This is how you do it.
#first design and get the data, set the colors, size of the scatter dots.
N = 50
x = np.random.rand(N)
y = np.random.rand(N)
colors = np.random.rand(N)
area = np.pi * (20 * np.random.rand(N))**2 # 0 to 15 point radii
#now start with the figure and the plots.
fig = plt.figure(figsize=(14, 6))
ax1 = fig.add_subplot(1,2,1)
plt.scatter(x, y, s=area, c=colors, alpha=0.5, cmap='Pastel1')
plt.colorbar()
ax2 = fig.add_subplot(1,2,2)
plt.scatter(x, y, s=area, c=colors, alpha=0.5, cmap='Pastel2')
plt.colorbar()
plt.show()
Histograms
First of we need to know what is histogram.
A video link: https://www.youtube.com/watch?v=YLPDPglvePY
import matplotlib.pyplot as plt x = [1,1,2,3,3,5,7,8,9,10, 10,11,11,13,13,15,16,17,18,18, 18,19,20,21,21,23,24,24,25,25, 25,25,26,26,26,27,27,27,27,27, 29,30,30,31,33,34,34,34,35,36, 36,37,37,38,38,39,40,41,41,42, 43,44,45,45,46,47,48,48,49,50, 51,52,53,54,55,55,56,57,58,60, 61,63,64,65,66,68,70,71,72,74, 75,77,81,83,84,87,89,90,90,91 ] plt.style.use('ggplot') plt.hist(x, bins=10) plt.show()
Using our formulas:
- n = number of observations = 100
- Range = maximum value – minimum value = 91 – 1 = 90
- # of intervals = √n = √100 = 10
- Width of intervals = Range / (# of intervals) = 90/10 = 9
You can aslo specify the bins in the form of a list.

Provided data:
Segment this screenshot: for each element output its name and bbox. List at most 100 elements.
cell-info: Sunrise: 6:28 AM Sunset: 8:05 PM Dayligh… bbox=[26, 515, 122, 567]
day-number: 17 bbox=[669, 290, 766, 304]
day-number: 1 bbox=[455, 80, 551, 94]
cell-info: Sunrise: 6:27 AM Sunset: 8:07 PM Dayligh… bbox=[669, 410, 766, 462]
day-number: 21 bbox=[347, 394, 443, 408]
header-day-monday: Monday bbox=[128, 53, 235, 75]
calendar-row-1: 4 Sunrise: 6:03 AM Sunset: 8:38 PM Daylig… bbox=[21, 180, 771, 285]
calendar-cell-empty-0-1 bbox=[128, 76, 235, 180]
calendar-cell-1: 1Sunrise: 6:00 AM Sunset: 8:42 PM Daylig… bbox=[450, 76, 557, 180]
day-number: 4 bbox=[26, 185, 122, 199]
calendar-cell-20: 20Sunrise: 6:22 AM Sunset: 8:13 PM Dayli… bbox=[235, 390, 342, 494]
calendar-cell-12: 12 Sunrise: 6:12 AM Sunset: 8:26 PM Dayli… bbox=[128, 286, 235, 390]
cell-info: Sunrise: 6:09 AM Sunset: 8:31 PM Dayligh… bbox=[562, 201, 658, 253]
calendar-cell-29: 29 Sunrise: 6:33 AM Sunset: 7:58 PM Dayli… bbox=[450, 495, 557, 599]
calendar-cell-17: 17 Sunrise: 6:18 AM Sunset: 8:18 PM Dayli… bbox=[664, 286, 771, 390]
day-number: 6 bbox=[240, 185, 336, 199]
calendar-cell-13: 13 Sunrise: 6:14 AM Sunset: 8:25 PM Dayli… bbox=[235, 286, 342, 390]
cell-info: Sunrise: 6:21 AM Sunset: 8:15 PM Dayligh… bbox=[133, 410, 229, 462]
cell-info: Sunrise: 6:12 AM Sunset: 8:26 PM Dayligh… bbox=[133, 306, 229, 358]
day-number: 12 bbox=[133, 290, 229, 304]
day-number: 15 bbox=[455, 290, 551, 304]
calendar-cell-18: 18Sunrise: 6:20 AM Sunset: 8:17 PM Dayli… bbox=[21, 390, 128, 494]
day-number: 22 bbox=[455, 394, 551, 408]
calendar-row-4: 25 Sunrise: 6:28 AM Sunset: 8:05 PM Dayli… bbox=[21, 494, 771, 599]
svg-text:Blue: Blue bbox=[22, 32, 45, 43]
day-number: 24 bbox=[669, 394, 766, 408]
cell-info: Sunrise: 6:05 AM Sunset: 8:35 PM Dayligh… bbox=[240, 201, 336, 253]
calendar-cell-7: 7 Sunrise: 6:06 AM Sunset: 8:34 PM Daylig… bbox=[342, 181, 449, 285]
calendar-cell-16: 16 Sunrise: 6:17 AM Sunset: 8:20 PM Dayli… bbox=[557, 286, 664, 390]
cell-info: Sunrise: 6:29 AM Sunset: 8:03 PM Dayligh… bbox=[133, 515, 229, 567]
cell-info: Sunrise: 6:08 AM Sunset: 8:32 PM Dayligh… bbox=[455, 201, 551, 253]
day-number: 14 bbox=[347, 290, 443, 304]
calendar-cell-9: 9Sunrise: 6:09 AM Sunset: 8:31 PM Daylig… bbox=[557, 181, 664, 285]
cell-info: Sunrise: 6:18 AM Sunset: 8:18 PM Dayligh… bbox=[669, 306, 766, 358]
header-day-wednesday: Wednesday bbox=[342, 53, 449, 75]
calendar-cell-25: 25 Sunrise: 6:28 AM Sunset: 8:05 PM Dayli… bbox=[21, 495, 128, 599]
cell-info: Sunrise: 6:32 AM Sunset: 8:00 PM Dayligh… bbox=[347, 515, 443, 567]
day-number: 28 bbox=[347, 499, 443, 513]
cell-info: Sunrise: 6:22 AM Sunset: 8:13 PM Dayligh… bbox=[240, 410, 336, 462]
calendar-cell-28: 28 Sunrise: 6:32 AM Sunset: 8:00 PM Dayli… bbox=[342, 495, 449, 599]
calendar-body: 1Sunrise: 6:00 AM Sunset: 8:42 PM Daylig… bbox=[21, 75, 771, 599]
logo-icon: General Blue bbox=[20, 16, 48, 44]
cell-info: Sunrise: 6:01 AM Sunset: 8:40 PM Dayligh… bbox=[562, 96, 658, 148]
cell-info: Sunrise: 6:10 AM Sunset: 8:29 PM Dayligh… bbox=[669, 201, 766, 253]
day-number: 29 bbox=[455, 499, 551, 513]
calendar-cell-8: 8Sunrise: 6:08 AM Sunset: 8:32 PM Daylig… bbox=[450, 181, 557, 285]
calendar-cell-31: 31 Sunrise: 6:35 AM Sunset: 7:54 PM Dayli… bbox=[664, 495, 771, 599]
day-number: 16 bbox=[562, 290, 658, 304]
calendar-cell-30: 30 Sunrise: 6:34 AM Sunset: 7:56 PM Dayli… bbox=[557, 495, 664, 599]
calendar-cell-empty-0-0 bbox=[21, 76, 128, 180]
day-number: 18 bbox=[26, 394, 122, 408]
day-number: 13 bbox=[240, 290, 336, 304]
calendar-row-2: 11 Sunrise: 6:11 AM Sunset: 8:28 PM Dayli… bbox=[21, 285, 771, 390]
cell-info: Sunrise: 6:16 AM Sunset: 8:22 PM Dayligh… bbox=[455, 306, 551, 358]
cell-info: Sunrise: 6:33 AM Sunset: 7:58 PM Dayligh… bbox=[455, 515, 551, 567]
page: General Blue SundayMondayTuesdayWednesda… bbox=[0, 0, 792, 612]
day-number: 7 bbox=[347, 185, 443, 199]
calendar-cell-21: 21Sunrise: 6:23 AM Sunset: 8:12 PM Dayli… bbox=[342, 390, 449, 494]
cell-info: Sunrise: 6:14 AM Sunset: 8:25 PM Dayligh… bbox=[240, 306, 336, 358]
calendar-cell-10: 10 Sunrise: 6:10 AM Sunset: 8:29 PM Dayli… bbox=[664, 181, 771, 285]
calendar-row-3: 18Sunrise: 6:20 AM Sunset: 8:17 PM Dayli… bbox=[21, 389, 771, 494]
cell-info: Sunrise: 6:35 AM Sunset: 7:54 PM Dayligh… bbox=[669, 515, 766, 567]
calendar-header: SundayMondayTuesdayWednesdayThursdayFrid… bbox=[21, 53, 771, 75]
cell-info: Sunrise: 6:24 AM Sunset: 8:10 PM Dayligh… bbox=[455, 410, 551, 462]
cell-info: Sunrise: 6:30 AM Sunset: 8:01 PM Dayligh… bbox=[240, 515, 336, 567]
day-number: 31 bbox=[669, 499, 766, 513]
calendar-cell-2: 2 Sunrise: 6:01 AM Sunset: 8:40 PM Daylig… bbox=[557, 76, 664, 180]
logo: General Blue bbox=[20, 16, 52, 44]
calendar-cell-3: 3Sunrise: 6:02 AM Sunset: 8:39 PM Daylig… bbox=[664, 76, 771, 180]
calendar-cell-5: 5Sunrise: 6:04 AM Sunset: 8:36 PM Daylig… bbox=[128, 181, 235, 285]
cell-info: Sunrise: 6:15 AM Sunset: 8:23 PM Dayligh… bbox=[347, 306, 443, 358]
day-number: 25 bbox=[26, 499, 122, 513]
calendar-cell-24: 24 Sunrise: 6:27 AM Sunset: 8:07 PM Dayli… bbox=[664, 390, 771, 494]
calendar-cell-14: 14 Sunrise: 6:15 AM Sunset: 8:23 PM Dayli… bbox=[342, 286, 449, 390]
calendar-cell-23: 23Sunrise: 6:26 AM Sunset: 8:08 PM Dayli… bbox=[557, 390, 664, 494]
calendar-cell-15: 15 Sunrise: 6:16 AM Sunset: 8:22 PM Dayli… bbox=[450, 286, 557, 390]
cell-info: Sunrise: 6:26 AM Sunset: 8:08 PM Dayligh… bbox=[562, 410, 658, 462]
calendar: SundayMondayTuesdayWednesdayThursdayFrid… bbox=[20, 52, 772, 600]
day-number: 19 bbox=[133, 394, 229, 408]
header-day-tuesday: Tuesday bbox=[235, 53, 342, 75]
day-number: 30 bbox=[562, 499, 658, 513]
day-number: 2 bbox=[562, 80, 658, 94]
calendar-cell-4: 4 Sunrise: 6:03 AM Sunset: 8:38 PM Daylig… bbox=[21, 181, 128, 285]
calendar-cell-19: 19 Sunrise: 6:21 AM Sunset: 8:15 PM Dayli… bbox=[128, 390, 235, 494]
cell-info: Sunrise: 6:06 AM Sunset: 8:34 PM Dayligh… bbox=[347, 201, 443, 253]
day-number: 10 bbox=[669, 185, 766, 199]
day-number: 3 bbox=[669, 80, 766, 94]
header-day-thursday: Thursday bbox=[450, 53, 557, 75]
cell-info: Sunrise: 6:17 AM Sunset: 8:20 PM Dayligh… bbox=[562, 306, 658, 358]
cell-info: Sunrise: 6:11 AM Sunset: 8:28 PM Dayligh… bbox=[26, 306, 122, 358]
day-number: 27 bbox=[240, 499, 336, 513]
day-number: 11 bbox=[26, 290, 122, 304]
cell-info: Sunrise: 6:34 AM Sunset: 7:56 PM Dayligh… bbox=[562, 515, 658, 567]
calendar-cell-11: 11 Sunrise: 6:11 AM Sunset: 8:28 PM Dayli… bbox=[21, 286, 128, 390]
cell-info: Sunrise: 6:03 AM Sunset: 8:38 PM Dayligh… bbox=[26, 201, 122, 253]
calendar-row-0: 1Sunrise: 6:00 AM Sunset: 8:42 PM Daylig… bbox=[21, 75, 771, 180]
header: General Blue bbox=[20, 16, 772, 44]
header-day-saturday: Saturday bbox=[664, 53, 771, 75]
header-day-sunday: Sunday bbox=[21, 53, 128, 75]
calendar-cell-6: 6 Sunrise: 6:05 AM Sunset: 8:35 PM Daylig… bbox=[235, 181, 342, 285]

Given problem A:
Answer these questions from the plotting tutorial, one line each:
(i) What figure size is passed to plt.figure?
(ii) Which colormap does the second scatter plot use?
(iii) What width of intervals do the formulas give?
Given problem B:
Sum up the plotting tutorial in two sentences.
Given problem C:
Carry on with the plotting tutorial, starting after its last sentence.

Expected output A:
(i) (14, 6)
(ii) 'Pastel2'
(iii) 9

Expected output B:
The plotting tutorial first draws a figure with two side-by-side scatter plots of 50 random points, each with a colorbar, one using the colormap 'Pastel1' and the other 'Pastel2'. It then plots a histogram of 100 values with 10 bins and uses formulas to get a range of 90, 10 intervals, and an interval width of 9.

Expected output C:
plt.style.use('ggplot')
plt.hist(x, bins=[0,10,20,30,40,50,60,70,80,90,99])
plt.show()
Barplots
Here is how to create a bar plot:
import matplotlib.pyplot as plt
%matplotlib inline
plt.style.use('ggplot')
x = ['Nuclear', 'Hydro', 'Gas', 'Oil', 'Coal', 'Biofuel']
energy = [5, 6, 15, 22, 24, 8]
x_pos = [i for i, _ in enumerate(x)]
plt.bar(x_pos, energy, color='green')
plt.xlabel("Energy Source")
plt.ylabel("Energy Output (GJ)")
plt.title("Energy output from various fuel sources")
plt.xticks(x_pos, x) #because we are plotting x on the x axis.
plt.show()
#lets say you want to make a vertical bar plot:
import matplotlib.pyplot as plt
%matplotlib inline
plt.style.use('ggplot')
x = ['Nuclear', 'Hydro', 'Gas', 'Oil', 'Coal', 'Biofuel']
energy = [5, 6, 15, 22, 24, 8]
x_pos = [i for i, _ in enumerate(x)]
plt.barh(x_pos, energy, color='green')#We can show the exact same chart horizontally using plt.barh()
plt.xlabel("Energy Source")
plt.ylabel("Energy Output (GJ)")
plt.title("Energy output from various fuel sources")
plt.yticks(x_pos, x) #we want the x_pos on the y axis.
plt.show()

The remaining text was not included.